> [The task]:
Please copy the stretch of the slurry trenching text from "The owner, be" through "be weighed in.", word for word.

— Start Extract —

Okeechobee's Herbert Hoover Dam

About slurry trenching in Southern Florida

The presence of limerock beds of variable thickness (from a few feet up to 20 feet) underlying loose sand, shell layers and possibly a peat layer in the Everglades area are presenting a serious challenge to the traditional slurry trench cutoff wall construction method. Hydraulic excavators have become the main tool for the soil bentonite cutoff wall construction and its misguided extension to soil cement bentonite cutoff walls (see further comments about the "ZEBRA "trench).

Soil bentonite slurry trenches are generally inexpensive due to the high productivity of hydraulic excavators and the generally crude backfill mixing and re-introduction in the trench. Serious quality control reveals the need to:
• control slurry quality
• ascertain the suspension of solids affecting the trench bottom and backfill slope
• monitor the proper distance and timing between the excavator and the bottom of the backfill slope
• monitor the backfill density and plasticity for proper horizontal slope displacement.

All the above presumes that the trench walls are intrinsically stable during the process. Slurry trench walls can in fact remain stable for weeks, in normal conditions, in the presence of a sufficient slurry head. But what happens when the hydraulic excavator encounters a layer of calcarious rock bedded or fragmented, separated by sand seams, that permits its removal by peeling away sizeable chunks. This process can very well pull rock fragments away from the neat trench lines thus leaving temporarily slurry stabilized cohesionless subjacent layers overhanging the localized trench widening. It is clear that the retention time of these overhangs will vary according to the inverse proportion of the rock over-excavation. If it is a matter of minutes or even hours, localized sloughing may occur un-noticed during the excavation or the following trench bottom cleaning. Further delayed sloughing represents an unacceptable risk of defect introduction for the end product. The need to constantly monitor the trench bottom cleanliness, ahead of the backfill toe, as well as on the backfill slope, represents a significant effort in construction cost. The stop and go cleaning mitigating effort - while never being totally satisfactory - has a clear impact in productivity and project costs, while depending entirely on quality control rigor to promote a defect free barrier.

Since there is little contractual alternative to making the slurry trench contractor responsible for the trench stability, it would seem that the consequences of this risk falls squarely on the contractor. This may be true from a legal and contractual standpoint but where does this leave the Owner and the public at large? A project with possible undetected defects and an unhappy contractor who is in business to make money, is not the final objective.

The owner, be it private of public, with the help of his consultants, should be aware that different construction methods lead to different risk levels and to different costs. For example, if ripping rock with a backhoe bucket or ripping tooth is believed to cause trench instability either by over excavation or vibrations induced liquefaction, a suitable trenching machine for shallow rock or a trench milling reverse circulation cutter rig should be considered. Hence, a policy of risk awareness and risks sharing should be in place in the contract. Both the financial and the technical one must be weighed in.

— End Extract —
— Start Stored rows —

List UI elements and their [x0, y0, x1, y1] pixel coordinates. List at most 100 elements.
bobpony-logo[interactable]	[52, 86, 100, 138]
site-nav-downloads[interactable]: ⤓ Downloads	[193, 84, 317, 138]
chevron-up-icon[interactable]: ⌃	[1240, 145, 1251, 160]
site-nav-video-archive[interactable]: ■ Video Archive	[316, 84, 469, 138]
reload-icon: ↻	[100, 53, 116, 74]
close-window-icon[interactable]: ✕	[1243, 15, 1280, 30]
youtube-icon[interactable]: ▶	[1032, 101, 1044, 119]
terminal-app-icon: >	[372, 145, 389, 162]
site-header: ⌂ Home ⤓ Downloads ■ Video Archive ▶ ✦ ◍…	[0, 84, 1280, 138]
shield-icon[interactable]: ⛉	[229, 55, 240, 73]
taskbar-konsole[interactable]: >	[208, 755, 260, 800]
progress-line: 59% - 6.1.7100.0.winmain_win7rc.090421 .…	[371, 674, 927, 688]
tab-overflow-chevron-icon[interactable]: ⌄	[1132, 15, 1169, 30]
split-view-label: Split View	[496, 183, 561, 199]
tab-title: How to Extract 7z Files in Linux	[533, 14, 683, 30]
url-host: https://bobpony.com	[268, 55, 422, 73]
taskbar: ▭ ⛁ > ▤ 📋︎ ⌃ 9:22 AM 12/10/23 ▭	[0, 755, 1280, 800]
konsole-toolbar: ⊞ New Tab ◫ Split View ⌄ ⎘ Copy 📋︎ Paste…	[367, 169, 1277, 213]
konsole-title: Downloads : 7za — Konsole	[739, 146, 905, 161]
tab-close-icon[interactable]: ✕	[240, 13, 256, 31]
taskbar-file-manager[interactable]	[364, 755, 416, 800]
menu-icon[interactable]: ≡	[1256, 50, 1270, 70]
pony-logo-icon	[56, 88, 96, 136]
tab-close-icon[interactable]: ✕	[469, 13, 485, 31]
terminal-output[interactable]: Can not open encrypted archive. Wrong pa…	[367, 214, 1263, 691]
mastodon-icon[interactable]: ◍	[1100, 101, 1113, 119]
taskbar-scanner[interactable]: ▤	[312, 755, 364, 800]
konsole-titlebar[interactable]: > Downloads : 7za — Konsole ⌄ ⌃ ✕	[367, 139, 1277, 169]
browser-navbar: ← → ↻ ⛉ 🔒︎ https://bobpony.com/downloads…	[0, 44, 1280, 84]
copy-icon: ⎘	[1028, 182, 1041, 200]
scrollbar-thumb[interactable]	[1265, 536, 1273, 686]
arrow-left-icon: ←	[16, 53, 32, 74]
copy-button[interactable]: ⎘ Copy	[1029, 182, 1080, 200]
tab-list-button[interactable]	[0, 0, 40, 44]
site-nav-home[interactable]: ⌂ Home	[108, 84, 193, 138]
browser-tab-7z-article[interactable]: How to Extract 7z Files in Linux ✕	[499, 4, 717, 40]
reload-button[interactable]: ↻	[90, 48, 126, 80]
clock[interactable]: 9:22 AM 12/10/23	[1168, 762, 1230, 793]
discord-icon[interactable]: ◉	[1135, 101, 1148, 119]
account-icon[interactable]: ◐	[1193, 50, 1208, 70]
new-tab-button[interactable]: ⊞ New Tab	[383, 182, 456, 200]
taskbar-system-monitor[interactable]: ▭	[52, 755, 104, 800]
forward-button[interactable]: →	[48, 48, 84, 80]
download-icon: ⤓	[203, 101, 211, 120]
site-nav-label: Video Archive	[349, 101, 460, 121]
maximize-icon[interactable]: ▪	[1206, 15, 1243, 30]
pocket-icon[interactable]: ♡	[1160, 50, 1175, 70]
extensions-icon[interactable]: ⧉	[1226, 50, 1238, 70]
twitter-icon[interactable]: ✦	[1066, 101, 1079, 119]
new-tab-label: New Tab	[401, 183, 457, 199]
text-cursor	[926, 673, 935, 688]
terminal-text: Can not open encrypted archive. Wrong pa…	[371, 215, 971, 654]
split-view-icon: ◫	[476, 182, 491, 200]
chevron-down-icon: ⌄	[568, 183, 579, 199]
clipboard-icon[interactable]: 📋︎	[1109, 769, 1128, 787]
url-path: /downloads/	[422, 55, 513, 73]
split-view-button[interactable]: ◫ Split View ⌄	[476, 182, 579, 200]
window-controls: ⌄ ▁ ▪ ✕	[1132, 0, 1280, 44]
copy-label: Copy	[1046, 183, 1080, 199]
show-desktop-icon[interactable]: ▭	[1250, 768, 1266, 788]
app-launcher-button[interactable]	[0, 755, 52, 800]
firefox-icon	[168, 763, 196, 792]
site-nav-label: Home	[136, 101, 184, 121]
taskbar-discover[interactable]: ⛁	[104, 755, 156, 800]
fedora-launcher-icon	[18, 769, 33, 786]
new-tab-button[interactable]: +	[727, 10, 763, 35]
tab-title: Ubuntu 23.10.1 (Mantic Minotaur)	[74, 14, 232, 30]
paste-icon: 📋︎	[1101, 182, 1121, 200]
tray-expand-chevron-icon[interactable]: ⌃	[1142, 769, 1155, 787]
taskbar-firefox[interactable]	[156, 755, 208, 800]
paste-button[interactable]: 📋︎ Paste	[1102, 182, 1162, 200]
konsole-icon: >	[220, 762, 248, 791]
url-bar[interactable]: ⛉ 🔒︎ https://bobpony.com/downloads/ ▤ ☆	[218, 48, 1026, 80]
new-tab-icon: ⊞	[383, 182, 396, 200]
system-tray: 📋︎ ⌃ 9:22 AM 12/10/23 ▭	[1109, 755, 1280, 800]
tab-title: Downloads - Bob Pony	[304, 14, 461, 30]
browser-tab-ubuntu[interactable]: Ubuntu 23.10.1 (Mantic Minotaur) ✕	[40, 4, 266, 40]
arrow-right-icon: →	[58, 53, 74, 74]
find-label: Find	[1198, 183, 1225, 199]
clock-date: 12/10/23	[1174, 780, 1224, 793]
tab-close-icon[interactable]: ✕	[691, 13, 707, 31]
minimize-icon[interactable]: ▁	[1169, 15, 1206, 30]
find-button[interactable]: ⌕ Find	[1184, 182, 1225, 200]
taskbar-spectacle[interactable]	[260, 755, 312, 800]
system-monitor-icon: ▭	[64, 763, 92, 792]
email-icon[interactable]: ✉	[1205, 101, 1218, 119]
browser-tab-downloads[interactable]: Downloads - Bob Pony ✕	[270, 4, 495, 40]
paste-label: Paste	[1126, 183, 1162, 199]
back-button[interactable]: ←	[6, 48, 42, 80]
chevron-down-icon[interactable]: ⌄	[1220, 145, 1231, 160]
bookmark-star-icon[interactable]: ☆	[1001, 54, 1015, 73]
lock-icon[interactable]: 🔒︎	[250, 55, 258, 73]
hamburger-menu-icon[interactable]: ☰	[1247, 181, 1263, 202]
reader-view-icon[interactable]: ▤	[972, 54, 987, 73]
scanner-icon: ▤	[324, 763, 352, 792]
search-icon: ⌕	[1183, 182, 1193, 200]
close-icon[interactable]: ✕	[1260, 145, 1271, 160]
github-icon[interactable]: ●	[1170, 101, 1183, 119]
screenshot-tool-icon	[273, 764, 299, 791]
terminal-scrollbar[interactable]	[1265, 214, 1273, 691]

— End Stored rows —

> [In response]:
The owner, be it private of public, with the help of his consultants, should be aware that different construction methods lead to different risk levels and to different costs. For example, if ripping rock with a backhoe bucket or ripping tooth is believed to cause trench instability either by over excavation or vibrations induced liquefaction, a suitable trenching machine for shallow rock or a trench milling reverse circulation cutter rig should be considered. Hence, a policy of risk awareness and risks sharing should be in place in the contract. Both the financial and the technical one must be weighed in.